- [WHAT IS ASKED]:
Your task is to copy every record exactly.

##### SUPPLIED DATA #####

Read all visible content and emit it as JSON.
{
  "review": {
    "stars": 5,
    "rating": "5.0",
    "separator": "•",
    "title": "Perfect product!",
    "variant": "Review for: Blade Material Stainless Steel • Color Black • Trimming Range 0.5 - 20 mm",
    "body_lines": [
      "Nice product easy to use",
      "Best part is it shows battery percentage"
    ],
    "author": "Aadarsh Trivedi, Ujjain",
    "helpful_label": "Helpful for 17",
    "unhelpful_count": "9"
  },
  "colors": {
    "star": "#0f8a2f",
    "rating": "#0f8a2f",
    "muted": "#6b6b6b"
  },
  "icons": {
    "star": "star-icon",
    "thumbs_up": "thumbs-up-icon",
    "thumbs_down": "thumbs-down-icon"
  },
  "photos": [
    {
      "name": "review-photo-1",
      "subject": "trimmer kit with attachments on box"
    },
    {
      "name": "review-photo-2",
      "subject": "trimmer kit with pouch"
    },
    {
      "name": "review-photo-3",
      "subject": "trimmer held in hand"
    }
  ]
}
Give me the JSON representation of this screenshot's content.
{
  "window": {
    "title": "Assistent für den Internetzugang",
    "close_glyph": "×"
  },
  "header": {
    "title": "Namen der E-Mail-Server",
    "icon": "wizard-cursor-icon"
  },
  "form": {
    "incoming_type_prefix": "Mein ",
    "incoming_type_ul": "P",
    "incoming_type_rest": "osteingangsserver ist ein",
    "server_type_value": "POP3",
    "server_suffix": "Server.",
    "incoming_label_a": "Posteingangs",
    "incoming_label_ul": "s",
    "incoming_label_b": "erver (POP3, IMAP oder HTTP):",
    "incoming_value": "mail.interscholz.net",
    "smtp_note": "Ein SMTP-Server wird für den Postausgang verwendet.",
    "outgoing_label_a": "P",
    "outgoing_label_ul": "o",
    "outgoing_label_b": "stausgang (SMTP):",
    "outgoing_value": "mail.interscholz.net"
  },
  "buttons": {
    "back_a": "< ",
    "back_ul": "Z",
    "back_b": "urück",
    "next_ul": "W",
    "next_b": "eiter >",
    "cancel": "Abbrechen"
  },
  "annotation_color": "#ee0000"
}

#####

- [PROBLEM SOLUTION]:
Read all visible content and emit it as JSON.
{
  "review": {
    "stars": 5,
    "rating": "5.0",
    "separator": "•",
    "title": "Perfect product!",
    "variant": "Review for: Blade Material Stainless Steel • Color Black • Trimming Range 0.5 - 20 mm",
    "body_lines": [
      "Nice product easy to use",
      "Best part is it shows battery percentage"
    ],
    "author": "Aadarsh Trivedi, Ujjain",
    "helpful_label": "Helpful for 17",
    "unhelpful_count": "9"
  },
  "colors": {
    "star": "#0f8a2f",
    "rating": "#0f8a2f",
    "muted": "#6b6b6b"
  },
  "icons": {
    "star": "star-icon",
    "thumbs_up": "thumbs-up-icon",
    "thumbs_down": "thumbs-down-icon"
  },
  "photos": [
    {
      "name": "review-photo-1",
      "subject": "trimmer kit with attachments on box"
    },
    {
      "name": "review-photo-2",
      "subject": "trimmer kit with pouch"
    },
    {
      "name": "review-photo-3",
      "subject": "trimmer held in hand"
    }
  ]
}
Give me the JSON representation of this screenshot's content.
{
  "window": {
    "title": "Assistent für den Internetzugang",
    "close_glyph": "×"
  },
  "header": {
    "title": "Namen der E-Mail-Server",
    "icon": "wizard-cursor-icon"
  },
  "form": {
    "incoming_type_prefix": "Mein ",
    "incoming_type_ul": "P",
    "incoming_type_rest": "osteingangsserver ist ein",
    "server_type_value": "POP3",
    "server_suffix": "Server.",
    "incoming_label_a": "Posteingangs",
    "incoming_label_ul": "s",
    "incoming_label_b": "erver (POP3, IMAP oder HTTP):",
    "incoming_value": "mail.interscholz.net",
    "smtp_note": "Ein SMTP-Server wird für den Postausgang verwendet.",
    "outgoing_label_a": "P",
    "outgoing_label_ul": "o",
    "outgoing_label_b": "stausgang (SMTP):",
    "outgoing_value": "mail.interscholz.net"
  },
  "buttons": {
    "back_a": "< ",
    "back_ul": "Z",
    "back_b": "urück",
    "next_ul": "W",
    "next_b": "eiter >",
    "cancel": "Abbrechen"
  },
  "annotation_color": "#ee0000"
}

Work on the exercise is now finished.